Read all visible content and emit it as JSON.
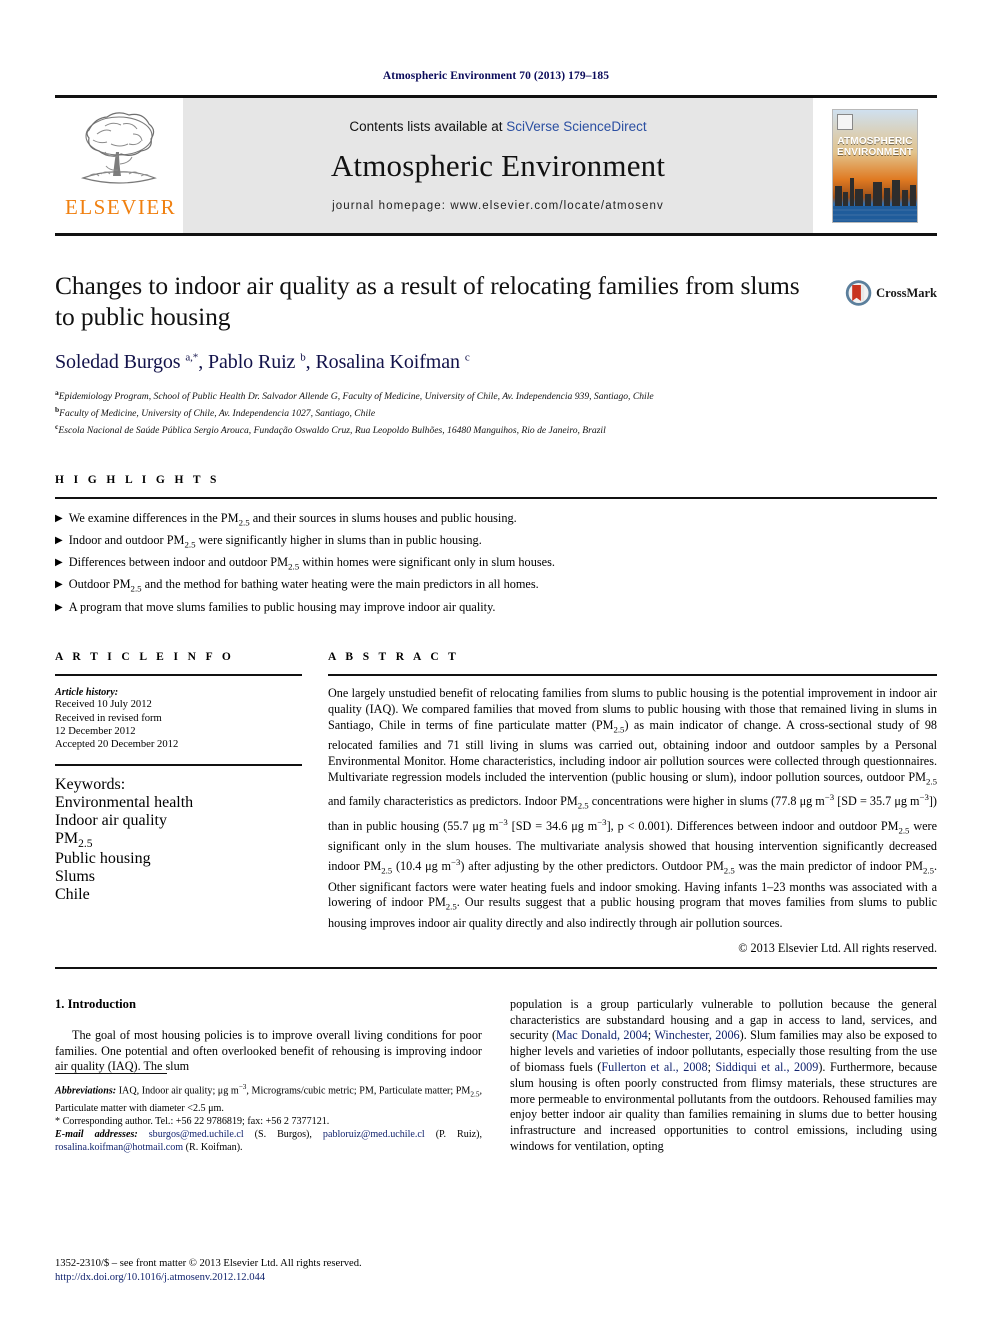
{
  "running_head": "Atmospheric Environment 70 (2013) 179–185",
  "banner": {
    "contents_prefix": "Contents lists available at ",
    "contents_link": "SciVerse ScienceDirect",
    "journal_title": "Atmospheric Environment",
    "homepage": "journal homepage: www.elsevier.com/locate/atmosenv",
    "publisher_wordmark": "ELSEVIER",
    "cover_title_line1": "ATMOSPHERIC",
    "cover_title_line2": "ENVIRONMENT"
  },
  "article": {
    "title": "Changes to indoor air quality as a result of relocating families from slums to public housing",
    "crossmark_label": "CrossMark",
    "authors_html": "Soledad Burgos <sup>a,*</sup>, Pablo Ruiz <sup>b</sup>, Rosalina Koifman <sup>c</sup>",
    "affiliations": [
      "Epidemiology Program, School of Public Health Dr. Salvador Allende G, Faculty of Medicine, University of Chile, Av. Independencia 939, Santiago, Chile",
      "Faculty of Medicine, University of Chile, Av. Independencia 1027, Santiago, Chile",
      "Escola Nacional de Saúde Pública Sergio Arouca, Fundação Oswaldo Cruz, Rua Leopoldo Bulhões, 16480 Manguihos, Rio de Janeiro, Brazil"
    ],
    "affiliation_marks": [
      "a",
      "b",
      "c"
    ]
  },
  "highlights": {
    "heading": "H I G H L I G H T S",
    "bullet_glyph": "▶",
    "items": [
      "We examine differences in the PM<sub>2.5</sub> and their sources in slums houses and public housing.",
      "Indoor and outdoor PM<sub>2.5</sub> were significantly higher in slums than in public housing.",
      "Differences between indoor and outdoor PM<sub>2.5</sub> within homes were significant only in slum houses.",
      "Outdoor PM<sub>2.5</sub> and the method for bathing water heating were the main predictors in all homes.",
      "A program that move slums families to public housing may improve indoor air quality."
    ]
  },
  "article_info": {
    "heading": "A R T I C L E    I N F O",
    "history_label": "Article history:",
    "history_lines": [
      "Received 10 July 2012",
      "Received in revised form",
      "12 December 2012",
      "Accepted 20 December 2012"
    ],
    "keywords_label": "Keywords:",
    "keywords": [
      "Environmental health",
      "Indoor air quality",
      "PM<sub>2.5</sub>",
      "Public housing",
      "Slums",
      "Chile"
    ]
  },
  "abstract": {
    "heading": "A B S T R A C T",
    "text_html": "One largely unstudied benefit of relocating families from slums to public housing is the potential improvement in indoor air quality (IAQ). We compared families that moved from slums to public housing with those that remained living in slums in Santiago, Chile in terms of fine particulate matter (PM<sub>2.5</sub>) as main indicator of change. A cross-sectional study of 98 relocated families and 71 still living in slums was carried out, obtaining indoor and outdoor samples by a Personal Environmental Monitor. Home characteristics, including indoor air pollution sources were collected through questionnaires. Multivariate regression models included the intervention (public housing or slum), indoor pollution sources, outdoor PM<sub>2.5</sub> and family characteristics as predictors. Indoor PM<sub>2.5</sub> concentrations were higher in slums (77.8 μg m<sup>−3</sup> [SD = 35.7 μg m<sup>−3</sup>]) than in public housing (55.7 μg m<sup>−3</sup> [SD = 34.6 μg m<sup>−3</sup>], p &lt; 0.001). Differences between indoor and outdoor PM<sub>2.5</sub> were significant only in the slum houses. The multivariate analysis showed that housing intervention significantly decreased indoor PM<sub>2.5</sub> (10.4 μg m<sup>−3</sup>) after adjusting by the other predictors. Outdoor PM<sub>2.5</sub> was the main predictor of indoor PM<sub>2.5</sub>. Other significant factors were water heating fuels and indoor smoking. Having infants 1–23 months was associated with a lowering of indoor PM<sub>2.5</sub>. Our results suggest that a public housing program that moves families from slums to public housing improves indoor air quality directly and also indirectly through air pollution sources.",
    "copyright": "© 2013 Elsevier Ltd. All rights reserved."
  },
  "introduction": {
    "heading": "1.  Introduction",
    "left_paragraph_html": "The goal of most housing policies is to improve overall living conditions for poor families. One potential and often overlooked benefit of rehousing is improving indoor air quality (IAQ). The slum",
    "right_paragraph_html": "population is a group particularly vulnerable to pollution because the general characteristics are substandard housing and a gap in access to land, services, and security (<span class=\"cit\">Mac Donald, 2004</span>; <span class=\"cit\">Winchester, 2006</span>). Slum families may also be exposed to higher levels and varieties of indoor pollutants, especially those resulting from the use of biomass fuels (<span class=\"cit\">Fullerton et al., 2008</span>; <span class=\"cit\">Siddiqui et al., 2009</span>). Furthermore, because slum housing is often poorly constructed from flimsy materials, these structures are more permeable to environmental pollutants from the outdoors. Rehoused families may enjoy better indoor air quality than families remaining in slums due to better housing infrastructure and increased opportunities to control emissions, including using windows for ventilation, opting"
  },
  "footnotes": {
    "abbreviations_html": "<span class=\"it\">Abbreviations:</span> IAQ, Indoor air quality; μg m<sup>−3</sup>, Micrograms/cubic metric; PM, Particulate matter; PM<sub>2.5</sub>, Particulate matter with diameter &lt;2.5 μm.",
    "corresponding_html": "* Corresponding author. Tel.: +56 22 9786819; fax: +56 2 7377121.",
    "emails_html": "<span class=\"it\">E-mail addresses:</span> <span class=\"lnk\">sburgos@med.uchile.cl</span> (S. Burgos), <span class=\"lnk\">pabloruiz@med.uchile.cl</span> (P. Ruiz), <span class=\"lnk\">rosalina.koifman@hotmail.com</span> (R. Koifman)."
  },
  "imprint": {
    "front_matter": "1352-2310/$ – see front matter © 2013 Elsevier Ltd. All rights reserved.",
    "doi": "http://dx.doi.org/10.1016/j.atmosenv.2012.12.044"
  },
  "colors": {
    "link_blue": "#12246e",
    "sciencedirect_blue": "#2b4fa2",
    "elsevier_orange": "#f08010",
    "banner_grey": "#e6e6e6"
  }
}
+===+
* **Task prompt**
Each line holding "heading" must be found and copied.

* **The response**
    "heading": "H I G H L I G H T S",
    "heading": "A R T I C L E    I N F O",
    "heading": "A B S T R A C T",
    "heading": "1.  Introduction",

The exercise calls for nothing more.